Start of PROVIDED DATA

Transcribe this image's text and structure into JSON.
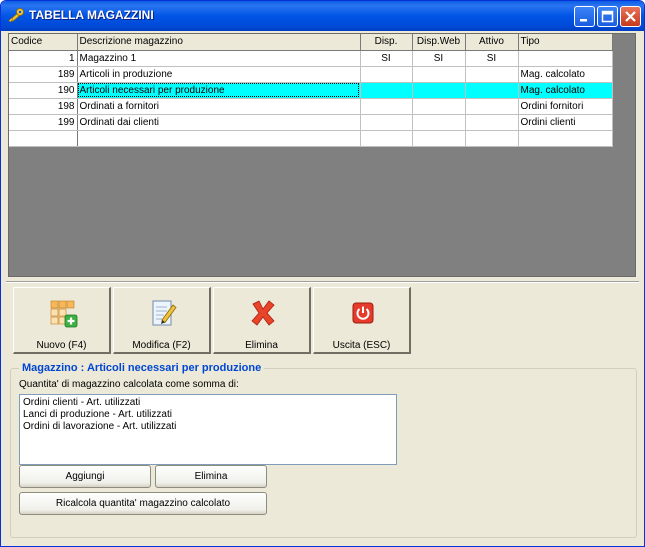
{
  "window": {
    "title": "TABELLA MAGAZZINI",
    "title_icon": "app-key-icon",
    "controls": [
      "minimize-icon",
      "maximize-icon",
      "close-icon"
    ]
  },
  "grid": {
    "columns": [
      "Codice",
      "Descrizione magazzino",
      "Disp.",
      "Disp.Web",
      "Attivo",
      "Tipo"
    ],
    "rows": [
      {
        "code": "1",
        "desc": "Magazzino 1",
        "disp": "SI",
        "dispweb": "SI",
        "attivo": "SI",
        "tipo": ""
      },
      {
        "code": "189",
        "desc": "Articoli in produzione",
        "disp": "",
        "dispweb": "",
        "attivo": "",
        "tipo": "Mag. calcolato"
      },
      {
        "code": "190",
        "desc": "Articoli necessari per produzione",
        "disp": "",
        "dispweb": "",
        "attivo": "",
        "tipo": "Mag. calcolato",
        "selected": true
      },
      {
        "code": "198",
        "desc": "Ordinati a fornitori",
        "disp": "",
        "dispweb": "",
        "attivo": "",
        "tipo": "Ordini fornitori"
      },
      {
        "code": "199",
        "desc": "Ordinati dai clienti",
        "disp": "",
        "dispweb": "",
        "attivo": "",
        "tipo": "Ordini clienti"
      }
    ],
    "selected_color": "#00ffff"
  },
  "toolbar": {
    "nuovo": "Nuovo (F4)",
    "modifica": "Modifica (F2)",
    "elimina": "Elimina",
    "uscita": "Uscita (ESC)"
  },
  "detail": {
    "title": "Magazzino : Articoli necessari per produzione",
    "label": "Quantita' di magazzino calcolata come somma di:",
    "items": [
      "Ordini clienti - Art. utilizzati",
      "Lanci di produzione - Art. utilizzati",
      "Ordini di lavorazione - Art. utilizzati"
    ],
    "aggiungi": "Aggiungi",
    "elimina": "Elimina",
    "ricalcola": "Ricalcola quantita' magazzino calcolato"
  },
  "colors": {
    "titlebar": "#0055e6",
    "group_title": "#0046d5",
    "grid_background": "#808080"
  }
}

End of PROVIDED DATA

TASK PROMPT:
Repeat each line of the records above exactly, but do not copy the pictures.

RIGHT ANSWER:
Transcribe this image's text and structure into JSON.
{
  "window": {
    "title": "TABELLA MAGAZZINI",
    "title_icon": "app-key-icon",
    "controls": [
      "minimize-icon",
      "maximize-icon",
      "close-icon"
    ]
  },
  "grid": {
    "columns": [
      "Codice",
      "Descrizione magazzino",
      "Disp.",
      "Disp.Web",
      "Attivo",
      "Tipo"
    ],
    "rows": [
      {
        "code": "1",
        "desc": "Magazzino 1",
        "disp": "SI",
        "dispweb": "SI",
        "attivo": "SI",
        "tipo": ""
      },
      {
        "code": "189",
        "desc": "Articoli in produzione",
        "disp": "",
        "dispweb": "",
        "attivo": "",
        "tipo": "Mag. calcolato"
      },
      {
        "code": "190",
        "desc": "Articoli necessari per produzione",
        "disp": "",
        "dispweb": "",
        "attivo": "",
        "tipo": "Mag. calcolato",
        "selected": true
      },
      {
        "code": "198",
        "desc": "Ordinati a fornitori",
        "disp": "",
        "dispweb": "",
        "attivo": "",
        "tipo": "Ordini fornitori"
      },
      {
        "code": "199",
        "desc": "Ordinati dai clienti",
        "disp": "",
        "dispweb": "",
        "attivo": "",
        "tipo": "Ordini clienti"
      }
    ],
    "selected_color": "#00ffff"
  },
  "toolbar": {
    "nuovo": "Nuovo (F4)",
    "modifica": "Modifica (F2)",
    "elimina": "Elimina",
    "uscita": "Uscita (ESC)"
  },
  "detail": {
    "title": "Magazzino : Articoli necessari per produzione",
    "label": "Quantita' di magazzino calcolata come somma di:",
    "items": [
      "Ordini clienti - Art. utilizzati",
      "Lanci di produzione - Art. utilizzati",
      "Ordini di lavorazione - Art. utilizzati"
    ],
    "aggiungi": "Aggiungi",
    "elimina": "Elimina",
    "ricalcola": "Ricalcola quantita' magazzino calcolato"
  },
  "colors": {
    "titlebar": "#0055e6",
    "group_title": "#0046d5",
    "grid_background": "#808080"
  }
}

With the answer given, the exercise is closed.